## Task goal
Search the material for the word "سليمان" and copy each line that holds it.
>> START Material supplied
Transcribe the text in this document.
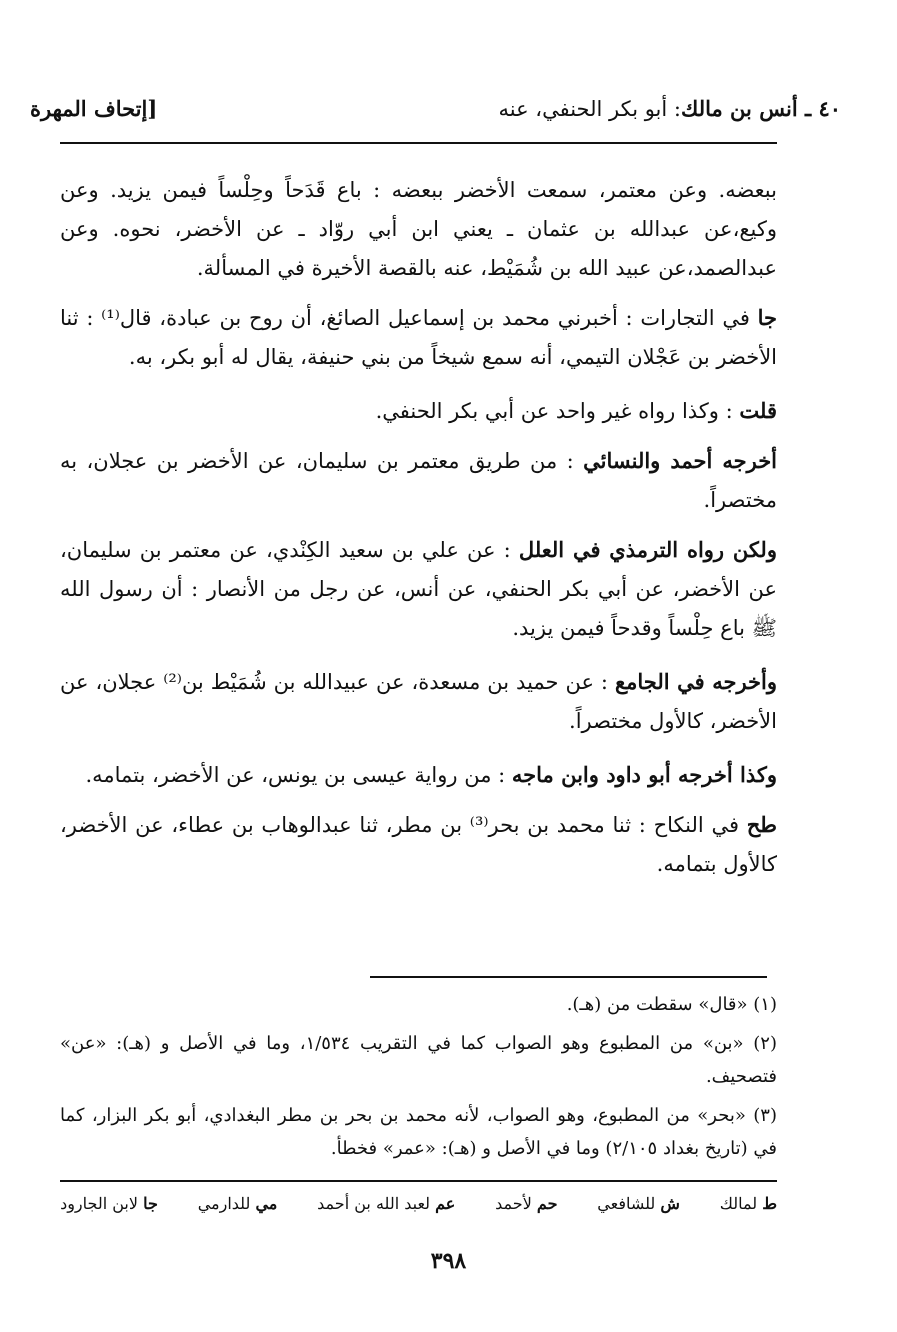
٤٠ ـ أنس بن مالك: أبو بكر الحنفي، عنه
[إتحاف المهرة

ببعضه. وعن معتمر، سمعت الأخضر ببعضه : باع قَدَحاً وحِلْساً فيمن يزيد. وعن وكيع،عن عبدالله بن عثمان ـ يعني ابن أبي روّاد ـ عن الأخضر، نحوه. وعن عبدالصمد،عن عبيد الله بن شُمَيْط، عنه بالقصة الأخيرة في المسألة.

جا في التجارات : أخبرني محمد بن إسماعيل الصائغ، أن روح بن عبادة، قال⁽¹⁾ : ثنا الأخضر بن عَجْلان التيمي، أنه سمع شيخاً من بني حنيفة، يقال له أبو بكر، به.

قلت : وكذا رواه غير واحد عن أبي بكر الحنفي.

أخرجه أحمد والنسائي : من طريق معتمر بن سليمان، عن الأخضر بن عجلان، به مختصراً.

ولكن رواه الترمذي في العلل : عن علي بن سعيد الكِنْدي، عن معتمر بن سليمان، عن الأخضر، عن أبي بكر الحنفي، عن أنس، عن رجل من الأنصار : أن رسول الله ﷺ باع حِلْساً وقدحاً فيمن يزيد.

وأخرجه في الجامع : عن حميد بن مسعدة، عن عبيدالله بن شُمَيْط بن⁽²⁾ عجلان، عن الأخضر، كالأول مختصراً.

وكذا أخرجه أبو داود وابن ماجه : من رواية عيسى بن يونس، عن الأخضر، بتمامه.

طح في النكاح : ثنا محمد بن بحر⁽³⁾ بن مطر، ثنا عبدالوهاب بن عطاء، عن الأخضر، كالأول بتمامه.

(١) «قال» سقطت من (هـ).

(٢) «بن» من المطبوع وهو الصواب كما في التقريب ١/٥٣٤، وما في الأصل و (هـ): «عن» فتصحيف.

(٣) «بحر» من المطبوع، وهو الصواب، لأنه محمد بن بحر بن مطر البغدادي، أبو بكر البزار، كما في (تاريخ بغداد ٢/١٠٥) وما في الأصل و (هـ): «عمر» فخطأ.

ط لمالك
ش للشافعي
حم لأحمد
عم لعبد الله بن أحمد
مي للدارمي
جا لابن الجارود
٣٩٨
>> END Material supplied
## Worked answer
أخرجه أحمد والنسائي : من طريق معتمر بن سليمان، عن الأخضر بن عجلان، به مختصراً.
ولكن رواه الترمذي في العلل : عن علي بن سعيد الكِنْدي، عن معتمر بن سليمان، عن الأخضر، عن أبي بكر الحنفي، عن أنس، عن رجل من الأنصار : أن رسول الله ﷺ باع حِلْساً وقدحاً فيمن يزيد.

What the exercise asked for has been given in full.